## [Aim]
Copy out each line exactly as it appears.

## [Dataset]
··········

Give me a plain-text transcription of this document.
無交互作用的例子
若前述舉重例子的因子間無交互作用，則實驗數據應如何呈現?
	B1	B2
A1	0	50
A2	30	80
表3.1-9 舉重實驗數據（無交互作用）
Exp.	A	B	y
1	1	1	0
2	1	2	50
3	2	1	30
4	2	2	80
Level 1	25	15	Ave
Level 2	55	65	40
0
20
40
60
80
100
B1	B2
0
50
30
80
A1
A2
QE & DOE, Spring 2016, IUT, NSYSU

··········

## [Answer for the task]
Give me a plain-text transcription of this document.
無交互作用的例子
若前述舉重例子的因子間無交互作用，則實驗數據應如何呈現?
	B1	B2
A1	0	50
A2	30	80
表3.1-9 舉重實驗數據（無交互作用）
Exp.	A	B	y
1	1	1	0
2	1	2	50
3	2	1	30
4	2	2	80
Level 1	25	15	Ave
Level 2	55	65	40
0
20
40
60
80
100
B1	B2
0
50
30
80
A1
A2
QE & DOE, Spring 2016, IUT, NSYSU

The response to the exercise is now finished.